Items from a dataset:
== Segment start ==

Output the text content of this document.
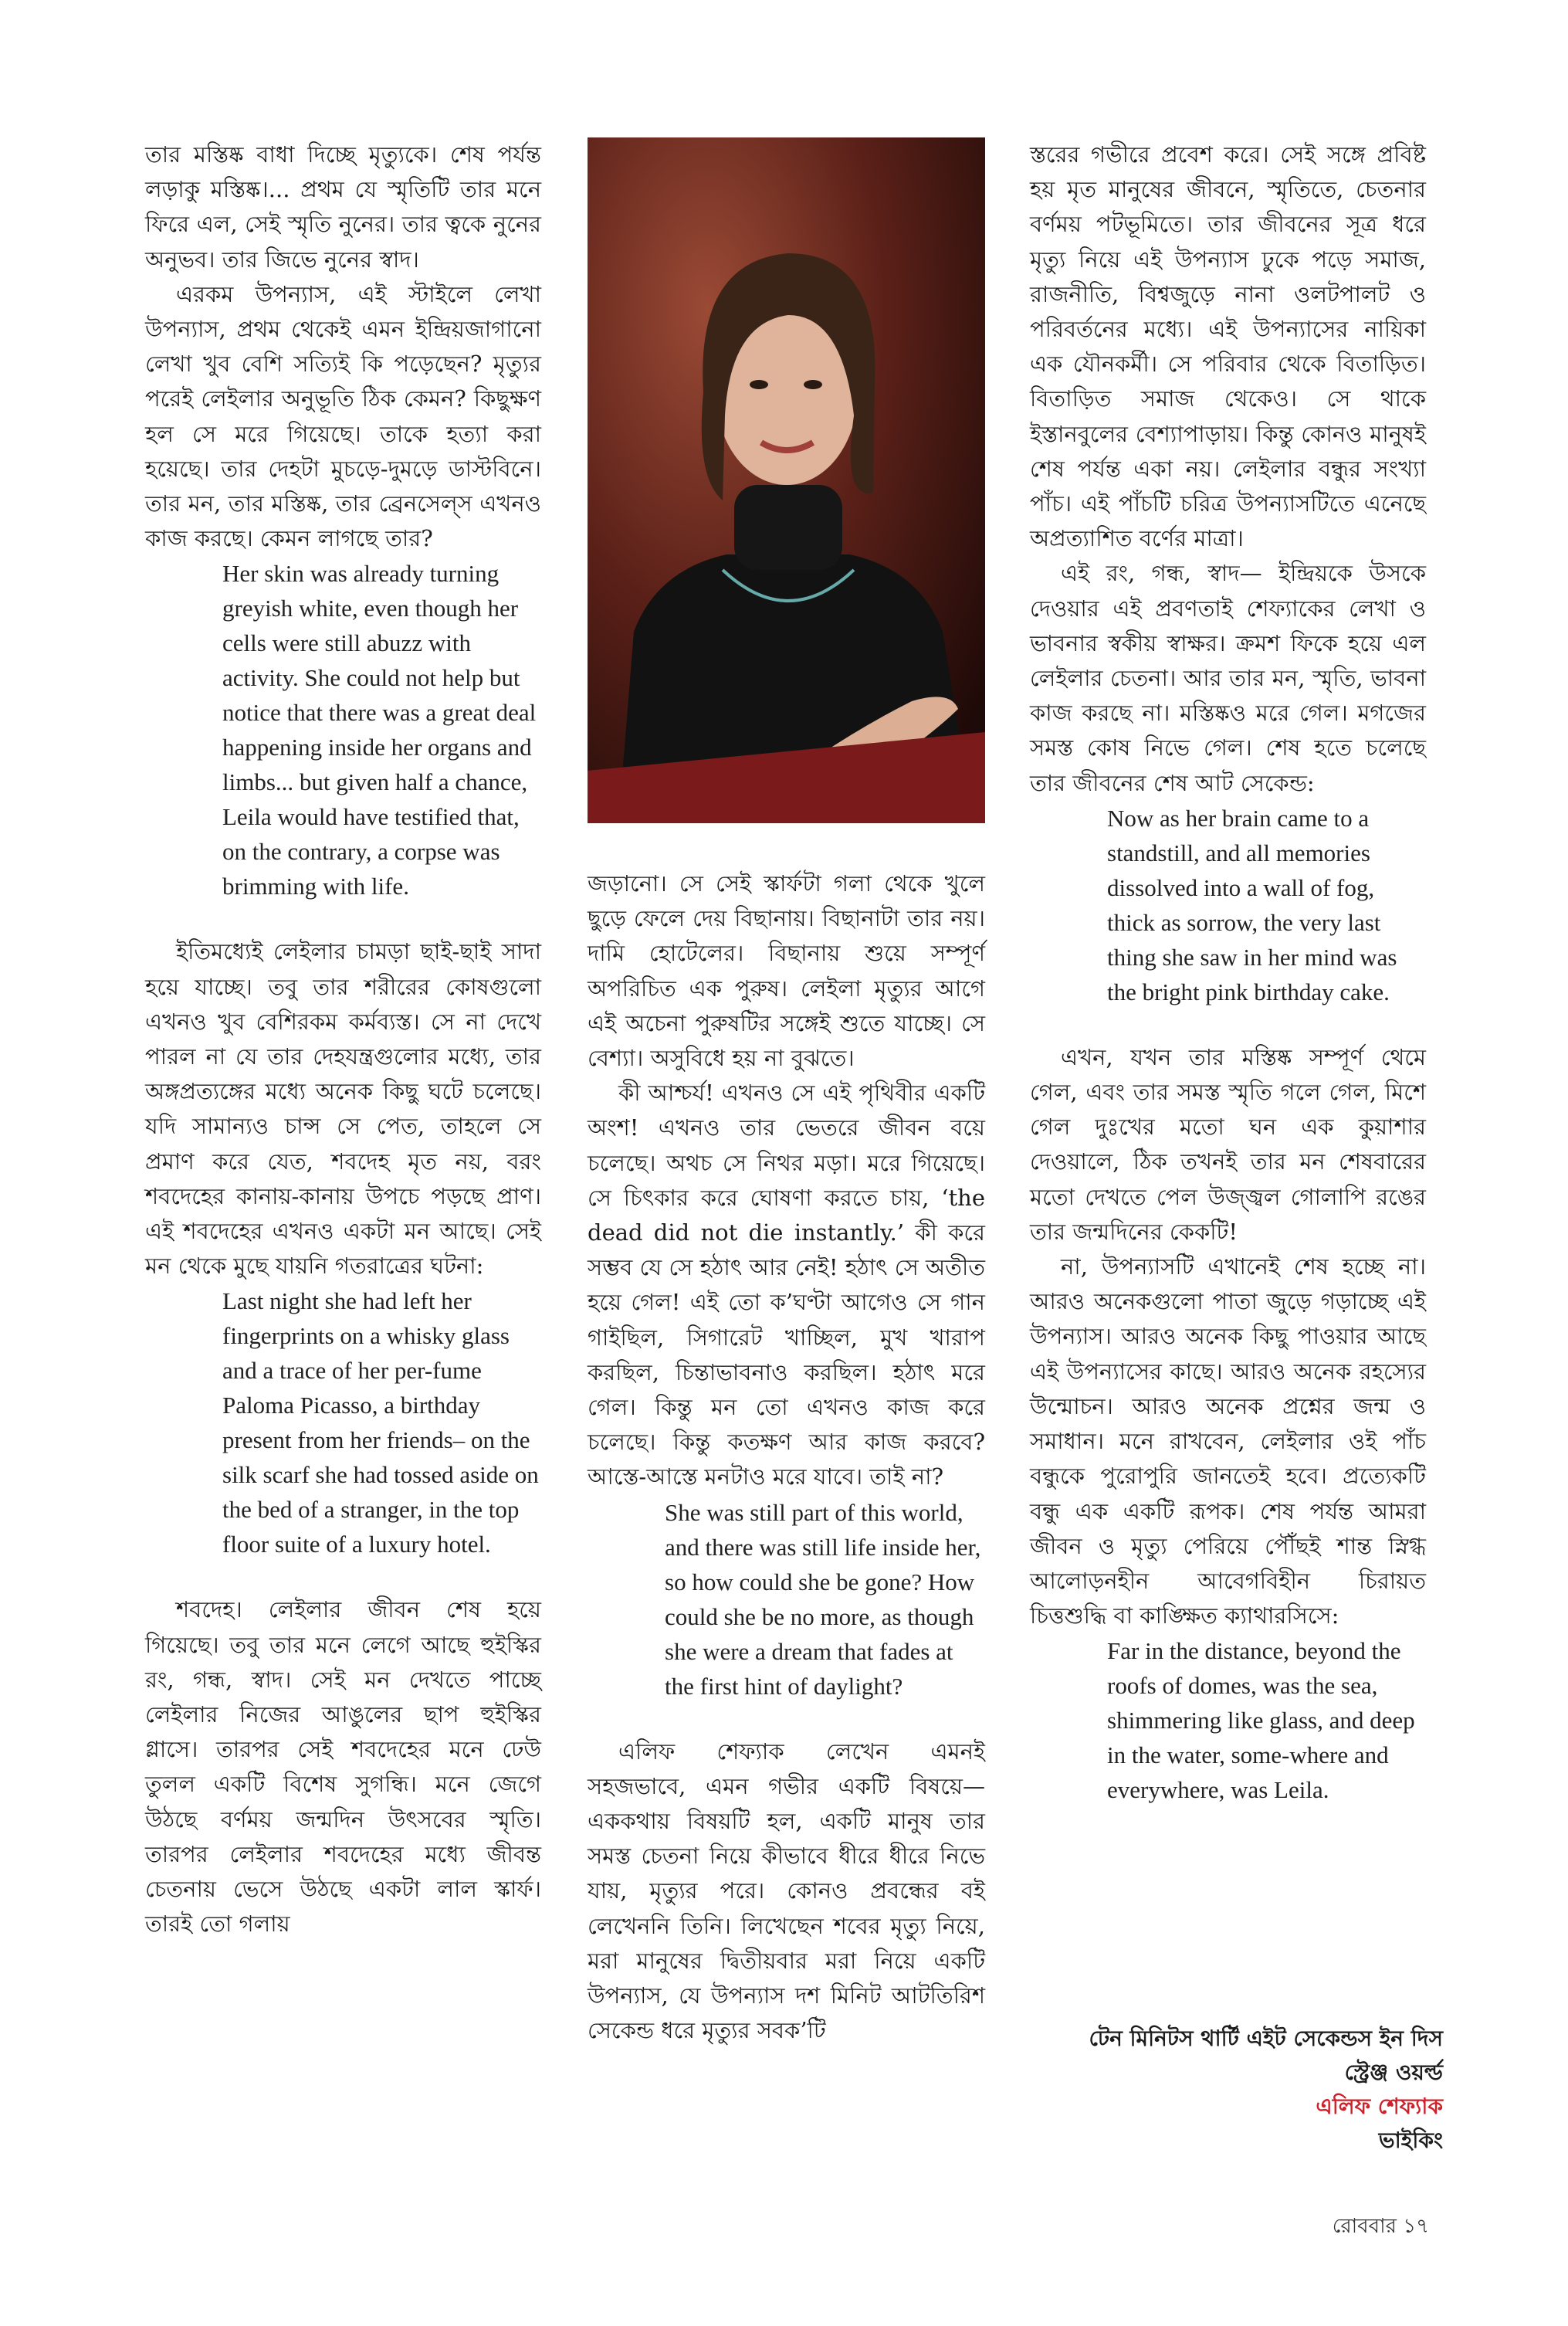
তার মস্তিষ্ক বাধা দিচ্ছে মৃত্যুকে। শেষ পর্যন্ত লড়াকু মস্তিষ্ক।... প্রথম যে স্মৃতিটি তার মনে ফিরে এল, সেই স্মৃতি নুনের। তার ত্বকে নুনের অনুভব। তার জিভে নুনের স্বাদ।

এরকম উপন্যাস, এই স্টাইলে লেখা উপন্যাস, প্রথম থেকেই এমন ইন্দ্রিয়জাগানো লেখা খুব বেশি সত্যিই কি পড়েছেন? মৃত্যুর পরেই লেইলার অনুভূতি ঠিক কেমন? কিছুক্ষণ হল সে মরে গিয়েছে। তাকে হত্যা করা হয়েছে। তার দেহটা মুচড়ে-দুমড়ে ডাস্টবিনে। তার মন, তার মস্তিষ্ক, তার ব্রেনসেল্‌স এখনও কাজ করছে। কেমন লাগছে তার?

Her skin was already turning greyish white, even though her cells were still abuzz with activity. She could not help but notice that there was a great deal happening inside her organs and limbs... but given half a chance, Leila would have testified that, on the contrary, a corpse was brimming with life.

ইতিমধ্যেই লেইলার চামড়া ছাই-ছাই সাদা হয়ে যাচ্ছে। তবু তার শরীরের কোষগুলো এখনও খুব বেশিরকম কর্মব্যস্ত। সে না দেখে পারল না যে তার দেহযন্ত্রগুলোর মধ্যে, তার অঙ্গপ্রত্যঙ্গের মধ্যে অনেক কিছু ঘটে চলেছে। যদি সামান্যও চান্স সে পেত, তাহলে সে প্রমাণ করে যেত, শবদেহ মৃত নয়, বরং শবদেহের কানায়-কানায় উপচে পড়ছে প্রাণ। এই শবদেহের এখনও একটা মন আছে। সেই মন থেকে মুছে যায়নি গতরাত্রের ঘটনা:

Last night she had left her fingerprints on a whisky glass and a trace of her per-fume Paloma Picasso, a birthday present from her friends– on the silk scarf she had tossed aside on the bed of a stranger, in the top floor suite of a luxury hotel.

শবদেহ। লেইলার জীবন শেষ হয়ে গিয়েছে। তবু তার মনে লেগে আছে হুইস্কির রং, গন্ধ, স্বাদ। সেই মন দেখতে পাচ্ছে লেইলার নিজের আঙুলের ছাপ হুইস্কির গ্লাসে। তারপর সেই শবদেহের মনে ঢেউ তুলল একটি বিশেষ সুগন্ধি। মনে জেগে উঠছে বর্ণময় জন্মদিন উৎসবের স্মৃতি। তারপর লেইলার শবদেহের মধ্যে জীবন্ত চেতনায় ভেসে উঠছে একটা লাল স্কার্ফ। তারই তো গলায়

জড়ানো। সে সেই স্কার্ফটা গলা থেকে খুলে ছুড়ে ফেলে দেয় বিছানায়। বিছানাটা তার নয়। দামি হোটেলের। বিছানায় শুয়ে সম্পূর্ণ অপরিচিত এক পুরুষ। লেইলা মৃত্যুর আগে এই অচেনা পুরুষটির সঙ্গেই শুতে যাচ্ছে। সে বেশ্যা। অসুবিধে হয় না বুঝতে।

কী আশ্চর্য! এখনও সে এই পৃথিবীর একটি অংশ! এখনও তার ভেতরে জীবন বয়ে চলেছে। অথচ সে নিথর মড়া। মরে গিয়েছে। সে চিৎকার করে ঘোষণা করতে চায়, ‘the dead did not die instantly.’ কী করে সম্ভব যে সে হঠাৎ আর নেই! হঠাৎ সে অতীত হয়ে গেল! এই তো ক’ঘণ্টা আগেও সে গান গাইছিল, সিগারেট খাচ্ছিল, মুখ খারাপ করছিল, চিন্তাভাবনাও করছিল। হঠাৎ মরে গেল। কিন্তু মন তো এখনও কাজ করে চলেছে। কিন্তু কতক্ষণ আর কাজ করবে? আস্তে-আস্তে মনটাও মরে যাবে। তাই না?

She was still part of this world, and there was still life inside her, so how could she be gone? How could she be no more, as though she were a dream that fades at the first hint of daylight?

এলিফ শেফ্যাক লেখেন এমনই সহজভাবে, এমন গভীর একটি বিষয়ে— এককথায় বিষয়টি হল, একটি মানুষ তার সমস্ত চেতনা নিয়ে কীভাবে ধীরে ধীরে নিভে যায়, মৃত্যুর পরে। কোনও প্রবন্ধের বই লেখেননি তিনি। লিখেছেন শবের মৃত্যু নিয়ে, মরা মানুষের দ্বিতীয়বার মরা নিয়ে একটি উপন্যাস, যে উপন্যাস দশ মিনিট আটতিরিশ সেকেন্ড ধরে মৃত্যুর সবক’টি

স্তরের গভীরে প্রবেশ করে। সেই সঙ্গে প্রবিষ্ট হয় মৃত মানুষের জীবনে, স্মৃতিতে, চেতনার বর্ণময় পটভূমিতে। তার জীবনের সূত্র ধরে মৃত্যু নিয়ে এই উপন্যাস ঢুকে পড়ে সমাজ, রাজনীতি, বিশ্বজুড়ে নানা ওলটপালট ও পরিবর্তনের মধ্যে। এই উপন্যাসের নায়িকা এক যৌনকর্মী। সে পরিবার থেকে বিতাড়িত। বিতাড়িত সমাজ থেকেও। সে থাকে ইস্তানবুলের বেশ্যাপাড়ায়। কিন্তু কোনও মানুষই শেষ পর্যন্ত একা নয়। লেইলার বন্ধুর সংখ্যা পাঁচ। এই পাঁচটি চরিত্র উপন্যাসটিতে এনেছে অপ্রত্যাশিত বর্ণের মাত্রা।

এই রং, গন্ধ, স্বাদ— ইন্দ্রিয়কে উসকে দেওয়ার এই প্রবণতাই শেফ্যাকের লেখা ও ভাবনার স্বকীয় স্বাক্ষর। ক্রমশ ফিকে হয়ে এল লেইলার চেতনা। আর তার মন, স্মৃতি, ভাবনা কাজ করছে না। মস্তিষ্কও মরে গেল। মগজের সমস্ত কোষ নিভে গেল। শেষ হতে চলেছে তার জীবনের শেষ আট সেকেন্ড:

Now as her brain came to a standstill, and all memories dissolved into a wall of fog, thick as sorrow, the very last thing she saw in her mind was the bright pink birthday cake.

এখন, যখন তার মস্তিষ্ক সম্পূর্ণ থেমে গেল, এবং তার সমস্ত স্মৃতি গলে গেল, মিশে গেল দুঃখের মতো ঘন এক কুয়াশার দেওয়ালে, ঠিক তখনই তার মন শেষবারের মতো দেখতে পেল উজ্জ্বল গোলাপি রঙের তার জন্মদিনের কেকটি!

না, উপন্যাসটি এখানেই শেষ হচ্ছে না। আরও অনেকগুলো পাতা জুড়ে গড়াচ্ছে এই উপন্যাস। আরও অনেক কিছু পাওয়ার আছে এই উপন্যাসের কাছে। আরও অনেক রহস্যের উন্মোচন। আরও অনেক প্রশ্নের জন্ম ও সমাধান। মনে রাখবেন, লেইলার ওই পাঁচ বন্ধুকে পুরোপুরি জানতেই হবে। প্রত্যেকটি বন্ধু এক একটি রূপক। শেষ পর্যন্ত আমরা জীবন ও মৃত্যু পেরিয়ে পৌঁছই শান্ত স্নিগ্ধ আলোড়নহীন আবেগবিহীন চিরায়ত চিত্তশুদ্ধি বা কাঙ্ক্ষিত ক্যাথারসিসে:

Far in the distance, beyond the roofs of domes, was the sea, shimmering like glass, and deep in the water, some-where and everywhere, was Leila.

টেন মিনিটস থার্টি এইট সেকেন্ডস ইন দিস
স্ট্রেঞ্জ ওয়র্ল্ড
এলিফ শেফ্যাক
ভাইকিং
রোববার ১৭
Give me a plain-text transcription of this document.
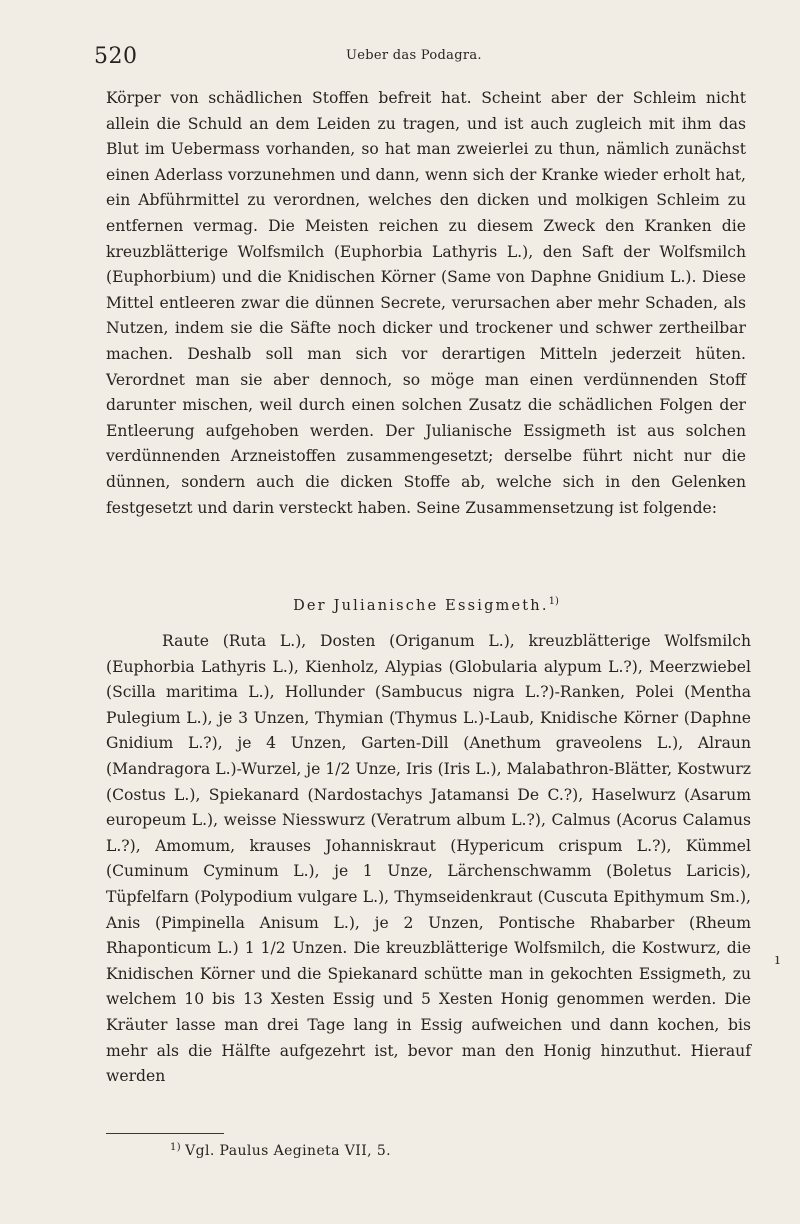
520	Ueber das Podagra.

Körper von schädlichen Stoffen befreit hat. Scheint aber der Schleim nicht allein die Schuld an dem Leiden zu tragen, und ist auch zugleich mit ihm das Blut im Uebermass vorhanden, so hat man zweierlei zu thun, nämlich zunächst einen Aderlass vorzunehmen und dann, wenn sich der Kranke wieder erholt hat, ein Abführmittel zu verordnen, welches den dicken und molkigen Schleim zu entfernen vermag. Die Meisten reichen zu diesem Zweck den Kranken die kreuzblätterige Wolfsmilch (Euphorbia Lathyris L.), den Saft der Wolfsmilch (Euphorbium) und die Knidischen Körner (Same von Daphne Gnidium L.). Diese Mittel entleeren zwar die dünnen Secrete, verursachen aber mehr Schaden, als Nutzen, indem sie die Säfte noch dicker und trockener und schwer zertheilbar machen. Deshalb soll man sich vor derartigen Mitteln jederzeit hüten. Verordnet man sie aber dennoch, so möge man einen verdünnenden Stoff darunter mischen, weil durch einen solchen Zusatz die schädlichen Folgen der Entleerung aufgehoben werden. Der Julianische Essigmeth ist aus solchen verdünnenden Arzneistoffen zusammengesetzt; derselbe führt nicht nur die dünnen, sondern auch die dicken Stoffe ab, welche sich in den Gelenken festgesetzt und darin versteckt haben. Seine Zusammensetzung ist folgende:

Der Julianische Essigmeth.$^{1)}$

Raute (Ruta L.), Dosten (Origanum L.), kreuzblätterige Wolfsmilch (Euphorbia Lathyris L.), Kienholz, Alypias (Globularia alypum L.?), Meerzwiebel (Scilla maritima L.), Hollunder (Sambucus nigra L.?)-Ranken, Polei (Mentha Pulegium L.), je 3 Unzen, Thymian (Thymus L.)-Laub, Knidische Körner (Daphne Gnidium L.?), je 4 Unzen, Garten-Dill (Anethum graveolens L.), Alraun (Mandragora L.)-Wurzel, je 1/2 Unze, Iris (Iris L.), Malabathron-Blätter, Kostwurz (Costus L.), Spiekanard (Nardostachys Jatamansi De C.?), Haselwurz (Asarum europeum L.), weisse Niesswurz (Veratrum album L.?), Calmus (Acorus Calamus L.?), Amomum, krauses Johanniskraut (Hypericum crispum L.?), Kümmel (Cuminum Cyminum L.), je 1 Unze, Lärchenschwamm (Boletus Laricis), Tüpfelfarn (Polypodium vulgare L.), Thymseidenkraut (Cuscuta Epithymum Sm.), Anis (Pimpinella Anisum L.), je 2 Unzen, Pontische Rhabarber (Rheum Rhaponticum L.) 1 1/2 Unzen. Die kreuzblätterige Wolfsmilch, die Kostwurz, die Knidischen Körner und die Spiekanard schütte man in gekochten Essigmeth, zu welchem 10 bis 13 Xesten Essig und 5 Xesten Honig genommen werden. Die Kräuter lasse man drei Tage lang in Essig aufweichen und dann kochen, bis mehr als die Hälfte aufgezehrt ist, bevor man den Honig hinzuthut. Hierauf werden

ı
$^{1)}$ Vgl. Paulus Aegineta VII, 5.
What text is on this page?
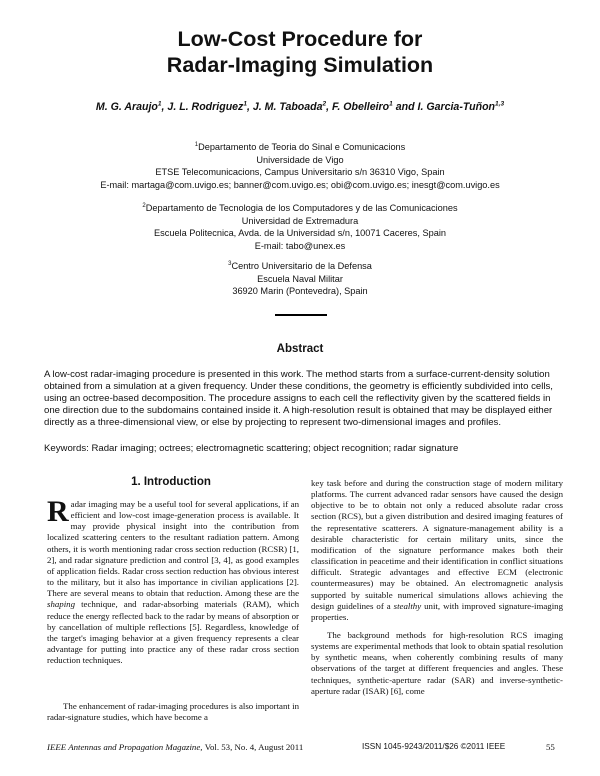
Low-Cost Procedure for
Radar-Imaging Simulation
M. G. Araujo$^1$, J. L. Rodriguez$^1$, J. M. Taboada$^2$, F. Obelleiro$^1$ and I. Garcia-Tuñon$^{1,3}$
$^1$Departamento de Teoria do Sinal e Comunicacions
Universidade de Vigo
ETSE Telecomunicacions, Campus Universitario s/n 36310 Vigo, Spain
E-mail: martaga@com.uvigo.es; banner@com.uvigo.es; obi@com.uvigo.es; inesgt@com.uvigo.es
$^2$Departamento de Tecnologia de los Computadores y de las Comunicaciones
Universidad de Extremadura
Escuela Politecnica, Avda. de la Universidad s/n, 10071 Caceres, Spain
E-mail: tabo@unex.es
$^3$Centro Universitario de la Defensa
Escuela Naval Militar
36920 Marin (Pontevedra), Spain
Abstract
A low-cost radar-imaging procedure is presented in this work. The method starts from a surface-current-density solution obtained from a simulation at a given frequency. Under these conditions, the geometry is efficiently subdivided into cells, using an octree-based decomposition. The procedure assigns to each cell the reflectivity given by the scattered fields in one direction due to the subdomains contained inside it. A high-resolution result is obtained that may be displayed either directly as a three-dimensional view, or else by projecting to represent two-dimensional images and profiles.
Keywords: Radar imaging; octrees; electromagnetic scattering; object recognition; radar signature
1. Introduction
Radar imaging may be a useful tool for several applications, if an efficient and low-cost image-generation process is available. It may provide physical insight into the contribution from localized scattering centers to the resultant radiation pattern. Among others, it is worth mentioning radar cross section reduction (RCSR) [1, 2], and radar signature prediction and control [3, 4], as good examples of application fields. Radar cross section reduction has obvious interest to the military, but it also has importance in civilian applications [2]. There are several means to obtain that reduction. Among these are the shaping technique, and radar-absorbing materials (RAM), which reduce the energy reflected back to the radar by means of absorption or by cancellation of multiple reflections [5]. Regardless, knowledge of the target's imaging behavior at a given frequency represents a clear advantage for putting into practice any of these radar cross section reduction techniques.
The enhancement of radar-imaging procedures is also important in radar-signature studies, which have become a
key task before and during the construction stage of modern military platforms. The current advanced radar sensors have caused the design objective to be to obtain not only a reduced absolute radar cross section (RCS), but a given distribution and desired imaging features of the representative scatterers. A signature-management ability is a desirable characteristic for certain military units, since the modification of the signature performance makes both their classification in peacetime and their identification in conflict situations difficult. Strategic advantages and effective ECM (electronic countermeasures) may be obtained. An electromagnetic analysis supported by suitable numerical simulations allows achieving the design guidelines of a stealthy unit, with improved signature-imaging properties.
The background methods for high-resolution RCS imaging systems are experimental methods that look to obtain spatial resolution by synthetic means, when coherently combining results of many observations of the target at different frequencies and angles. These techniques, synthetic-aperture radar (SAR) and inverse-synthetic-aperture radar (ISAR) [6], come
IEEE Antennas and Propagation Magazine, Vol. 53, No. 4, August 2011	ISSN 1045-9243/2011/$26 ©2011 IEEE	55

== Segment end ==

[Work required]
Search the records for the word "though". Copy every line that has it.

[Solution to the exercise]
Her skin was already turning greyish white, even though her cells were still abuzz with activity. She could not help but notice that there was a great deal happening inside her organs and limbs... but given half a chance, Leila would have testified that, on the contrary, a corpse was brimming with life.
She was still part of this world, and there was still life inside her, so how could she be gone? How could she be no more, as though she were a dream that fades at the first hint of daylight?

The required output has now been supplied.